* What the exercise asks: Please output the records below in full, exactly as given, but without the images.

* Records for processing:

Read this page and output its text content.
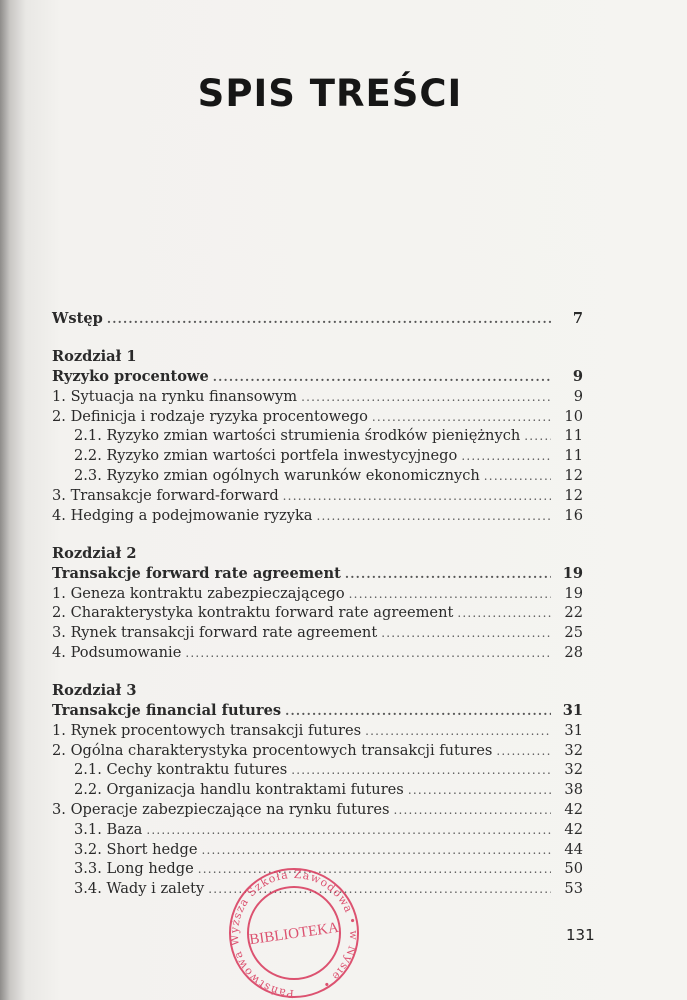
SPIS TREŚCI
Wstęp .....	7
Rozdział 1
Ryzyko procentowe .....	9
1. Sytuacja na rynku finansowym .....	9
2. Definicja i rodzaje ryzyka procentowego .....	10
2.1. Ryzyko zmian wartości strumienia środków pieniężnych .....	11
2.2. Ryzyko zmian wartości portfela inwestycyjnego .....	11
2.3. Ryzyko zmian ogólnych warunków ekonomicznych .....	12
3. Transakcje forward-forward .....	12
4. Hedging a podejmowanie ryzyka .....	16
Rozdział 2
Transakcje forward rate agreement .....	19
1. Geneza kontraktu zabezpieczającego .....	19
2. Charakterystyka kontraktu forward rate agreement .....	22
3. Rynek transakcji forward rate agreement .....	25
4. Podsumowanie .....	28
Rozdział 3
Transakcje financial futures .....	31
1. Rynek procentowych transakcji futures .....	31
2. Ogólna charakterystyka procentowych transakcji futures .....	32
2.1. Cechy kontraktu futures .....	32
2.2. Organizacja handlu kontraktami futures .....	38
3. Operacje zabezpieczające na rynku futures .....	42
3.1. Baza .....	42
3.2. Short hedge .....	44
3.3. Long hedge .....	50
3.4. Wady i zalety .....	53
131
Państwowa Wyższa Szkoła Zawodowa • w Nysie •
BIBLIOTEKA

* Expected answer:
Read this page and output its text content.
SPIS TREŚCI
Wstęp .....	7
Rozdział 1
Ryzyko procentowe .....	9
1. Sytuacja na rynku finansowym .....	9
2. Definicja i rodzaje ryzyka procentowego .....	10
2.1. Ryzyko zmian wartości strumienia środków pieniężnych .....	11
2.2. Ryzyko zmian wartości portfela inwestycyjnego .....	11
2.3. Ryzyko zmian ogólnych warunków ekonomicznych .....	12
3. Transakcje forward-forward .....	12
4. Hedging a podejmowanie ryzyka .....	16
Rozdział 2
Transakcje forward rate agreement .....	19
1. Geneza kontraktu zabezpieczającego .....	19
2. Charakterystyka kontraktu forward rate agreement .....	22
3. Rynek transakcji forward rate agreement .....	25
4. Podsumowanie .....	28
Rozdział 3
Transakcje financial futures .....	31
1. Rynek procentowych transakcji futures .....	31
2. Ogólna charakterystyka procentowych transakcji futures .....	32
2.1. Cechy kontraktu futures .....	32
2.2. Organizacja handlu kontraktami futures .....	38
3. Operacje zabezpieczające na rynku futures .....	42
3.1. Baza .....	42
3.2. Short hedge .....	44
3.3. Long hedge .....	50
3.4. Wady i zalety .....	53
131
Państwowa Wyższa Szkoła Zawodowa • w Nysie •
BIBLIOTEKA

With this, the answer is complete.